Rocking at Rockefeller: American Guitars Lead Christie's Fine Musical Instruments Sale

May 18, 2005

The sale also offers a classical selection of violins, cellos and bows, leading with a 1687 violin by Andrea Guarneri.


In the history of American guitars, not a more desirable solid-body electric guitar exists than the Les Paul Model made by the Gibson Company between the years of 1952 to 1960. This period of guitar making revolutionized the future of rock and roll and this sale offers three opportunities for collectors to own some of these collecting legends. From the first year of its production, and therefore with no serial number, the 1952 Les Paul has all the hallmark qualities, with its mahogany body, a single cut-away, and laminated maple top finished in gold colored lacquer (estimate: $8,000-12,000). A similar and later model from 1954, now exhibiting the stud tail piece-bridge is also offered (estimate: $7,000-9,000). The 1959 Les Paul Standard represents the pinnacle design made within this golden guitar period — with its cherry red sunburst maple design, a.k.a. ‘flame top’ finish, its impeccable condition, and its first appearance on the auction block, this rare guitar is a collector’s dream (estimate: $100,000-150,000).

Jobs -
1) Repeat the part of the guitar auction article starting with "Rocking at Rockefeller: American" and going on through "by Andrea Guarneri.".
2) According to the guitar auction article, which instrument leads the sale's classical selection?
The items that come next have no connection to the guitar auction article.

Recorded information -

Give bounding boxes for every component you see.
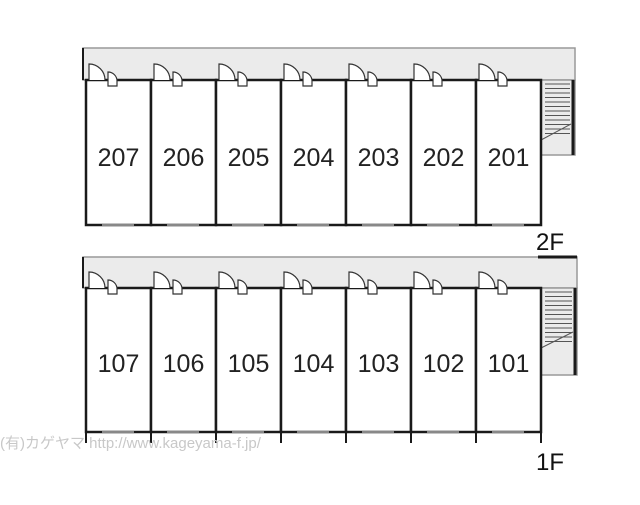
door-icon (367, 279, 378, 295)
unit-number: 207 (98, 144, 140, 172)
unit-101: 101 (474, 271, 543, 443)
unit-207: 207 (84, 63, 153, 227)
unit-number: 105 (228, 350, 270, 378)
door-icon (172, 71, 183, 87)
door-icon (432, 71, 443, 87)
door-icon (432, 279, 443, 295)
unit-number: 103 (358, 350, 400, 378)
unit-room (474, 78, 543, 227)
unit-103: 103 (344, 271, 413, 443)
unit-number: 202 (423, 144, 465, 172)
door-icon (413, 63, 431, 81)
door-icon (497, 279, 508, 295)
door-icon (218, 271, 236, 289)
unit-room (279, 78, 348, 227)
door-icon (348, 63, 366, 81)
door-icon (153, 271, 171, 289)
door-icon (107, 279, 118, 295)
unit-number: 203 (358, 144, 400, 172)
door-icon (237, 279, 248, 295)
door-icon (107, 71, 118, 87)
door-icon (302, 71, 313, 87)
door-icon (497, 71, 508, 87)
unit-202: 202 (409, 63, 478, 227)
stair-break-line (540, 123, 572, 141)
door-icon (237, 71, 248, 87)
door-icon (218, 63, 236, 81)
door-icon (367, 71, 378, 87)
floor-label: 1F (536, 449, 564, 476)
unit-room (149, 78, 218, 227)
stair-landing (540, 287, 578, 376)
unit-room (474, 286, 543, 434)
unit-room (214, 286, 283, 434)
unit-number: 205 (228, 144, 270, 172)
unit-number: 206 (163, 144, 205, 172)
unit-201: 201 (474, 63, 543, 227)
unit-room (214, 78, 283, 227)
door-icon (88, 271, 106, 289)
unit-number: 107 (98, 350, 140, 378)
unit-number: 106 (163, 350, 205, 378)
unit-205: 205 (214, 63, 283, 227)
stair-break-line (540, 331, 574, 349)
unit-number: 104 (293, 350, 335, 378)
unit-104: 104 (279, 271, 348, 443)
floor-1f: 107 106 105 104 103 102 101 1F (82, 256, 578, 476)
unit-number: 201 (488, 144, 530, 172)
door-icon (283, 63, 301, 81)
door-icon (283, 271, 301, 289)
door-icon (478, 63, 496, 81)
floor-label: 2F (536, 229, 564, 256)
unit-number: 102 (423, 350, 465, 378)
unit-102: 102 (409, 271, 478, 443)
unit-room (344, 286, 413, 434)
door-icon (88, 63, 106, 81)
unit-204: 204 (279, 63, 348, 227)
door-icon (413, 271, 431, 289)
unit-106: 106 (149, 271, 218, 443)
floor-2f: 207 206 205 204 203 202 201 2F (82, 47, 576, 256)
door-icon (348, 271, 366, 289)
unit-105: 105 (214, 271, 283, 443)
unit-206: 206 (149, 63, 218, 227)
stair-landing (540, 79, 576, 156)
door-icon (302, 279, 313, 295)
door-icon (478, 271, 496, 289)
door-icon (153, 63, 171, 81)
unit-number: 204 (293, 144, 335, 172)
unit-room (409, 286, 478, 434)
unit-number: 101 (488, 350, 530, 378)
unit-107: 107 (84, 271, 153, 443)
unit-203: 203 (344, 63, 413, 227)
watermark: (有)カゲヤマ http://www.kageyama-f.jp/ (0, 435, 261, 452)
door-icon (172, 279, 183, 295)
unit-room (279, 286, 348, 434)
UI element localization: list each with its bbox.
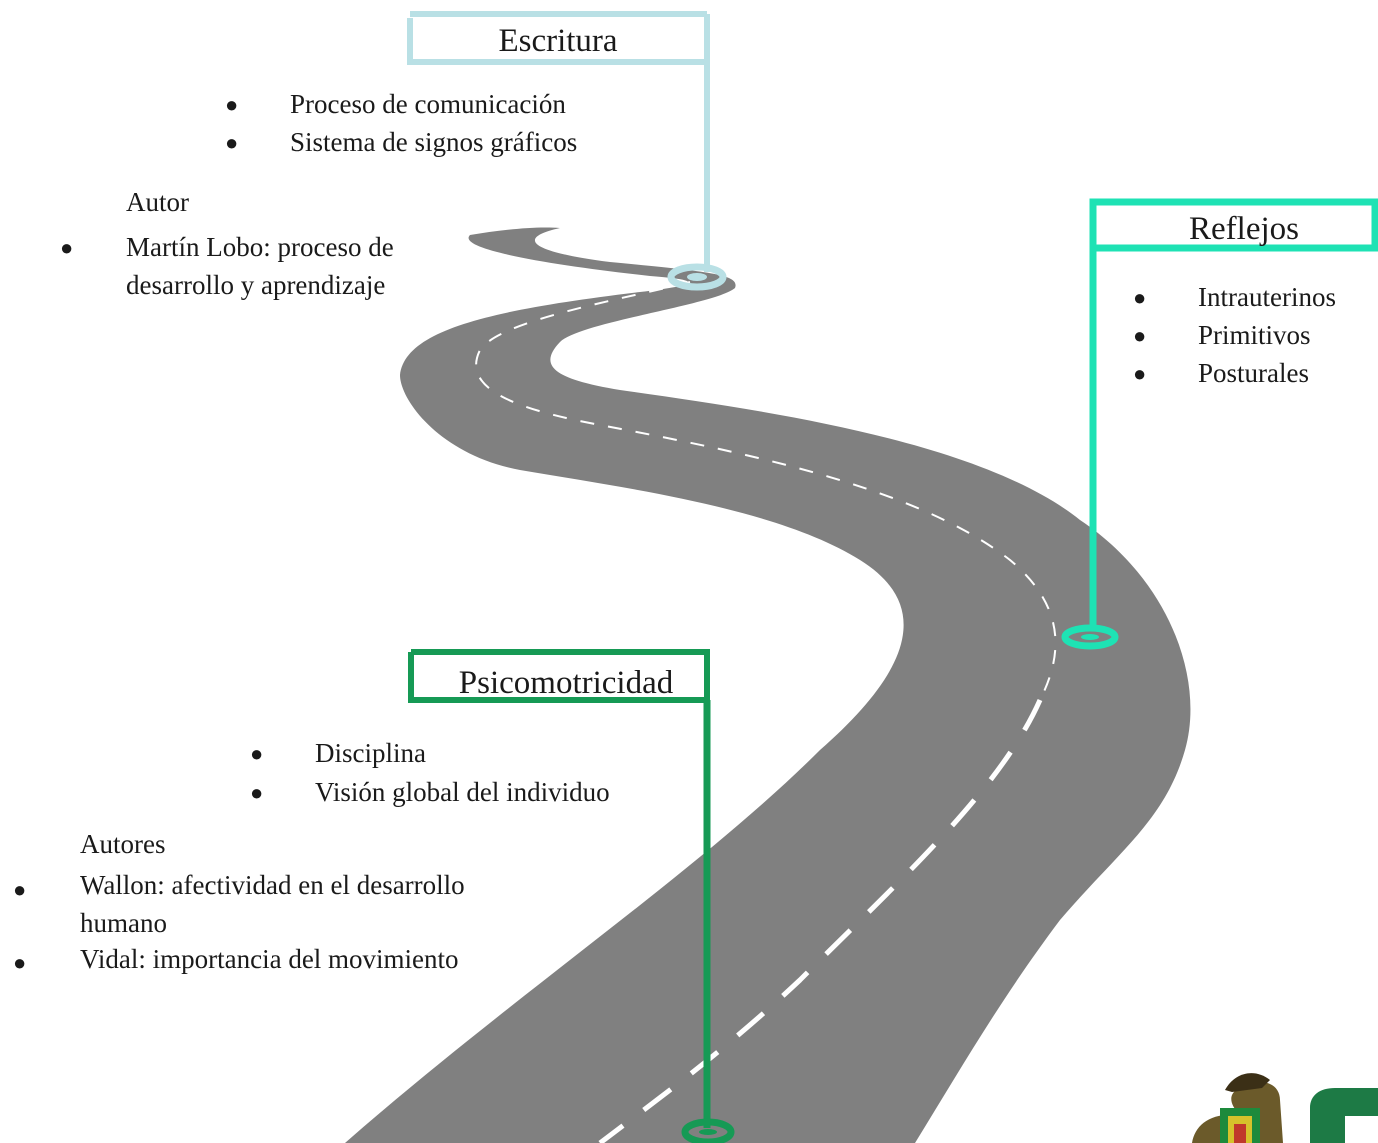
reflejos-bullet-2: Primitivos [1198,320,1311,350]
title-escritura: Escritura [498,23,617,59]
reflejos-bullet-3: Posturales [1198,358,1309,388]
road [345,227,1191,1143]
pin-escritura [667,263,727,291]
title-reflejos: Reflejos [1189,211,1299,247]
bullet-dot: ● [13,877,27,902]
bullet-dot: ● [1133,361,1147,386]
psicomotricidad-bullet-1: Disciplina [315,738,426,768]
bullet-dot: ● [1133,285,1147,310]
marker-reflejos: Reflejos [1061,198,1378,650]
bullet-dot: ● [1133,323,1147,348]
reflejos-bullet-1: Intrauterinos [1198,282,1336,312]
bullet-dot: ● [250,780,264,805]
road-center-line-near [598,698,1043,1143]
pin-psicomotricidad [681,1118,735,1143]
bullet-dot: ● [60,235,74,260]
flag-pole-reflejos [1089,198,1378,630]
psicomotricidad-author-2: Vidal: importancia del movimiento [80,944,459,974]
escritura-bullet-2: Sistema de signos gráficos [290,127,578,157]
title-psicomotricidad: Psicomotricidad [459,665,674,701]
psicomotricidad-authors-heading: Autores [80,829,166,859]
flag-pole-escritura [407,18,710,272]
marker-escritura: Escritura [407,11,727,291]
marker-psicomotricidad: Psicomotricidad [408,649,735,1143]
pin-reflejos [1061,624,1119,650]
escritura-author-1: Martín Lobo: proceso de desarrollo y apr… [126,232,394,300]
escritura-bullet-1: Proceso de comunicación [290,89,566,119]
escritura-authors-heading: Autor [126,187,189,217]
psicomotricidad-author-1: Wallon: afectividad en el desarrollo hum… [80,870,465,938]
road-center-line [475,281,1057,701]
bullet-dot: ● [13,950,27,975]
bullet-dot: ● [250,741,264,766]
psicomotricidad-bullet-2: Visión global del individuo [315,777,610,807]
bullet-dot: ● [225,92,239,117]
institution-logo [1192,1073,1378,1143]
bullet-dot: ● [225,130,239,155]
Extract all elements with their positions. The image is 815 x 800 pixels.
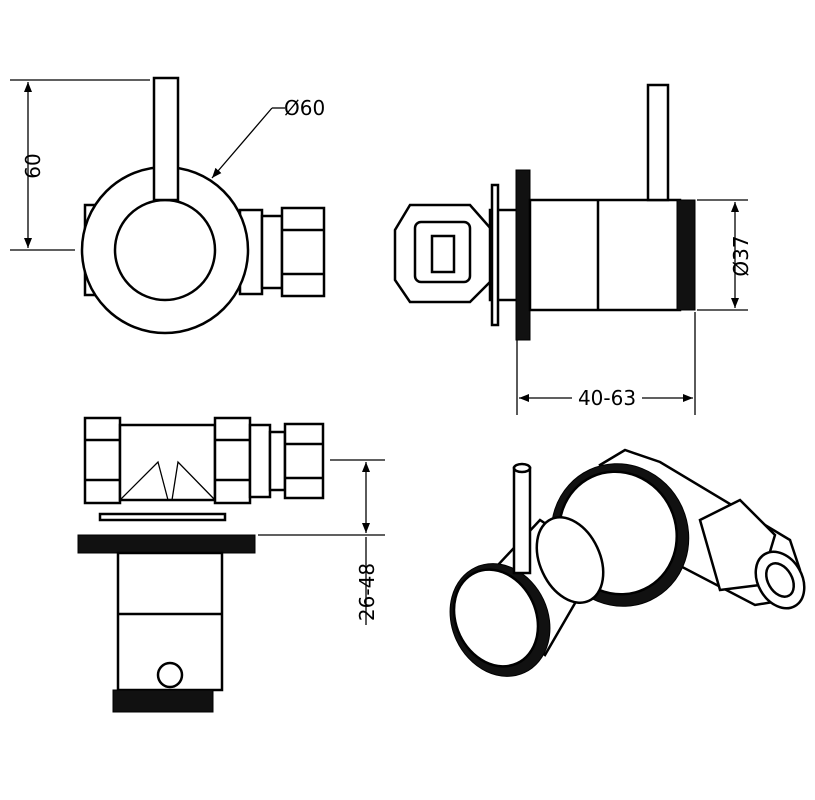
projection-26-48-label: 26-48: [355, 563, 379, 621]
isometric-view: [449, 448, 806, 677]
top-view: 26-48: [77, 416, 385, 713]
side-lever: [646, 83, 670, 202]
handle-plate-inner: [113, 198, 217, 302]
lever: [152, 76, 180, 202]
front-view: 60 Ø60: [10, 76, 326, 335]
iso-lever: [512, 466, 532, 575]
side-view: Ø37 40-63: [393, 83, 753, 415]
diameter-60-label: Ø60: [284, 96, 325, 120]
diameter-37-label: Ø37: [729, 235, 753, 276]
height-label: 60: [21, 153, 45, 178]
depth-40-63-label: 40-63: [578, 386, 636, 410]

Worked answers -
1)
Rocking at Rockefeller: American Guitars Lead Christie's Fine Musical Instruments Sale

May 18, 2005

The sale also offers a classical selection of violins, cellos and bows, leading with a 1687 violin by Andrea Guarneri.

2) A 1687 violin by Andrea Guarneri.